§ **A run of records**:
__________
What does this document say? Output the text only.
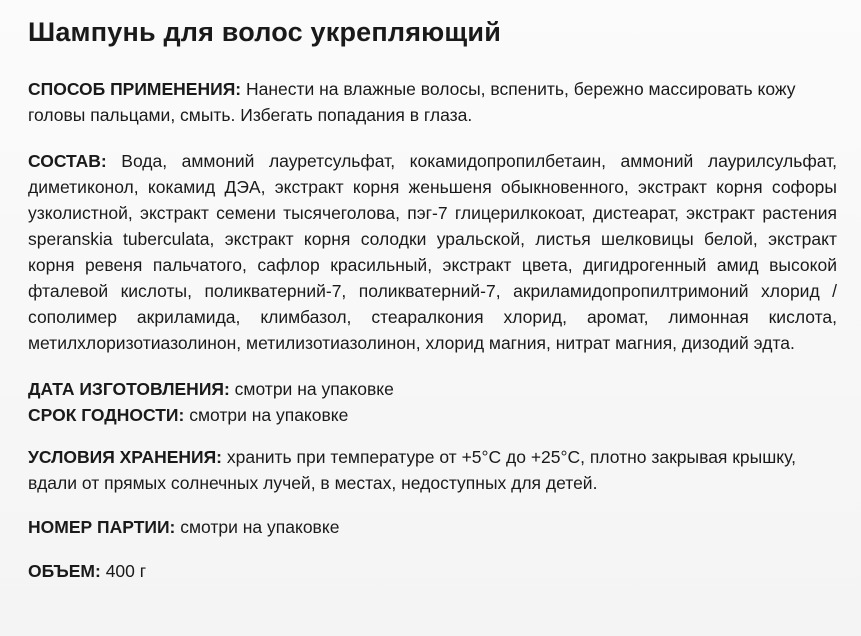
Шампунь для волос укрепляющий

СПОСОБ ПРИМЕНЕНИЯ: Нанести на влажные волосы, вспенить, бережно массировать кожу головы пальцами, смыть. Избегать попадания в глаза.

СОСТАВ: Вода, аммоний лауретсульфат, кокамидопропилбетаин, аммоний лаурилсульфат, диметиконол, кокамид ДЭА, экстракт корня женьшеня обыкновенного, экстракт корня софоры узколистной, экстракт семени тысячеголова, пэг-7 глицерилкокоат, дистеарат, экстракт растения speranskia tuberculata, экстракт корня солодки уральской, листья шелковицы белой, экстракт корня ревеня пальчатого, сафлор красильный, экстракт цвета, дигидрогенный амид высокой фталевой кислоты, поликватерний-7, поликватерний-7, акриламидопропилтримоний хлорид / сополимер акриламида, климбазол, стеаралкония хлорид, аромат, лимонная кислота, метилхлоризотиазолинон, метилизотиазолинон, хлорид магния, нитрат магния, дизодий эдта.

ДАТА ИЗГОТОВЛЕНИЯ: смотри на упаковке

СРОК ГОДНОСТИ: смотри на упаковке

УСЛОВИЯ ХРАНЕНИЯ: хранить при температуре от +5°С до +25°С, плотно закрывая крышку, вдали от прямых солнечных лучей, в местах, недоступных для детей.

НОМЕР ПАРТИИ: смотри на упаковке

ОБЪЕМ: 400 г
__________
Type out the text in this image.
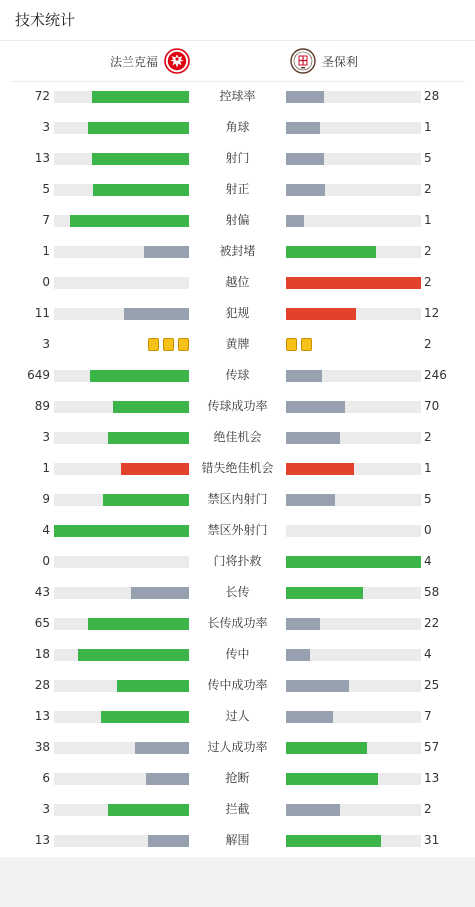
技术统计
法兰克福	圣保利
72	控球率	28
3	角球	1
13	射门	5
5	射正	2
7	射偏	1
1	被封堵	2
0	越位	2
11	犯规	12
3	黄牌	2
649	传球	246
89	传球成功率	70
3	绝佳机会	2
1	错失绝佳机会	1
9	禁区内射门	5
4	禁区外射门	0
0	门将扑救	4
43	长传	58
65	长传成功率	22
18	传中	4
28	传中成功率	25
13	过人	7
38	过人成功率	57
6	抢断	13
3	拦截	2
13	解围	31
__________
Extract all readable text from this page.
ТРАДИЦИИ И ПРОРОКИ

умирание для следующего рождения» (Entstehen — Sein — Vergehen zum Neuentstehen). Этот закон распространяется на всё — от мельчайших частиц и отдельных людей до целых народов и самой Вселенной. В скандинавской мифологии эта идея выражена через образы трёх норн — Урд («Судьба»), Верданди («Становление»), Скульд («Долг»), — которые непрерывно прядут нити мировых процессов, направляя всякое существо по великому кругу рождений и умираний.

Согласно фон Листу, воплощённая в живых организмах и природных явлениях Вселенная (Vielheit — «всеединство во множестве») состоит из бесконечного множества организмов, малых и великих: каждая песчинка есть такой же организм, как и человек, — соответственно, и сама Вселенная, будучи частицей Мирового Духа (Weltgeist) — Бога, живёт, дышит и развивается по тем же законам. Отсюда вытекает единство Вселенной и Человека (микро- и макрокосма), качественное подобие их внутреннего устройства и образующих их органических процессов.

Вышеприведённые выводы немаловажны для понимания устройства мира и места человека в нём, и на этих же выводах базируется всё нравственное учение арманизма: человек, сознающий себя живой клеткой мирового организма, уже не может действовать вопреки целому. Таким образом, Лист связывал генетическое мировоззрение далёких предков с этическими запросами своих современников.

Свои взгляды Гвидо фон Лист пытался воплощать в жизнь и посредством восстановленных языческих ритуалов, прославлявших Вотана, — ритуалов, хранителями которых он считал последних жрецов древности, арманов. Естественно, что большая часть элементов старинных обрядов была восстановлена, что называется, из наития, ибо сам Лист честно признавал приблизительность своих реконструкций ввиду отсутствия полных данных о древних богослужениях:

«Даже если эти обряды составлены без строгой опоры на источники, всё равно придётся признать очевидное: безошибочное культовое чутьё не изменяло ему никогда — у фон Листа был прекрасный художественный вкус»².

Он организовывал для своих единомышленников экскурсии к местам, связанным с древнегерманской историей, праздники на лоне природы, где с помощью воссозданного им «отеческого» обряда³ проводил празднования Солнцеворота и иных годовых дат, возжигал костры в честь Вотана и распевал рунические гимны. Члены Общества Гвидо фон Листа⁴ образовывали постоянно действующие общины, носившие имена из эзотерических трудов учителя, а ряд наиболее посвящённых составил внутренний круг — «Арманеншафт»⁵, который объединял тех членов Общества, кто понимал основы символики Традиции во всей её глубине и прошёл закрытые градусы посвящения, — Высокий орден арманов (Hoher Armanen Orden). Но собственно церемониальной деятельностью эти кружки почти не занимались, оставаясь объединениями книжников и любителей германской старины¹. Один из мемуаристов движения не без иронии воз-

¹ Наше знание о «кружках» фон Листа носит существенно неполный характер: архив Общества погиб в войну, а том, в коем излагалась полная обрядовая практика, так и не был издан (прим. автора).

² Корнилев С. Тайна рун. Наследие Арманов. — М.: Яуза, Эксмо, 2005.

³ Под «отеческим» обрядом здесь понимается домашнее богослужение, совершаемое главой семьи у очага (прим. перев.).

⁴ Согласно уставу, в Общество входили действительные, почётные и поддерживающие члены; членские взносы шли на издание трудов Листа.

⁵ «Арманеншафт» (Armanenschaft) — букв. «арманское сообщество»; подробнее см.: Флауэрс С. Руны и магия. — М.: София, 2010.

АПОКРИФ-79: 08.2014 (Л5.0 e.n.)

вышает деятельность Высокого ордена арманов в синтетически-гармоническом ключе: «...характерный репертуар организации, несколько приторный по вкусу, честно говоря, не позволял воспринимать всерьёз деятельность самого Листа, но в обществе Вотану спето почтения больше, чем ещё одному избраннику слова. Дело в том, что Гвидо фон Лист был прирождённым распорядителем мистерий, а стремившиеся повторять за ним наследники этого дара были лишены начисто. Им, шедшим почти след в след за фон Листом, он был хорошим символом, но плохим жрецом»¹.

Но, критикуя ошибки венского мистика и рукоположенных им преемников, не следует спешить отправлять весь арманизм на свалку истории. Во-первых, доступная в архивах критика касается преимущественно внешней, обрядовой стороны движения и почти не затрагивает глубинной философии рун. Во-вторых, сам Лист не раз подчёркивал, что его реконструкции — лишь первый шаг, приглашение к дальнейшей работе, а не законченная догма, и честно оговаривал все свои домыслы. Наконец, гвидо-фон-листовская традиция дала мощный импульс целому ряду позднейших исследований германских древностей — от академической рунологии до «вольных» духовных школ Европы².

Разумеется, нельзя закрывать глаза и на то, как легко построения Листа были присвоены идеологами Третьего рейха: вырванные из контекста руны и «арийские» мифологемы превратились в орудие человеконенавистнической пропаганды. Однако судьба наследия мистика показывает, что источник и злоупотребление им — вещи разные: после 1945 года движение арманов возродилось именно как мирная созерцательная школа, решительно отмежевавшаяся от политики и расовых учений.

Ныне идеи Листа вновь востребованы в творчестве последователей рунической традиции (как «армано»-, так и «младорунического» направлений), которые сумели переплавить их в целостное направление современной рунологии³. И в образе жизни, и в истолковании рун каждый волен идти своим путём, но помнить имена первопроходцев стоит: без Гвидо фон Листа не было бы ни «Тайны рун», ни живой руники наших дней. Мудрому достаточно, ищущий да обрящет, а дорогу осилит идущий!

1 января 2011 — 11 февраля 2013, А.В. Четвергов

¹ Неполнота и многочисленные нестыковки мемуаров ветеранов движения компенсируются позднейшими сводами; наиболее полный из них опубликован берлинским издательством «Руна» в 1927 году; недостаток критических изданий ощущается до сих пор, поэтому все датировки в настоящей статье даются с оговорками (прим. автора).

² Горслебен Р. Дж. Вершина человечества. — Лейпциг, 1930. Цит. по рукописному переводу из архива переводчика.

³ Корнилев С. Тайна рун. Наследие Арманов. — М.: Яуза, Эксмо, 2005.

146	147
__________
§ **Exercise**:
Return every line above in which the string "смотри" occurs.

§ **Full answer**:
ДАТА ИЗГОТОВЛЕНИЯ: смотри на упаковке
СРОК ГОДНОСТИ: смотри на упаковке
НОМЕР ПАРТИИ: смотри на упаковке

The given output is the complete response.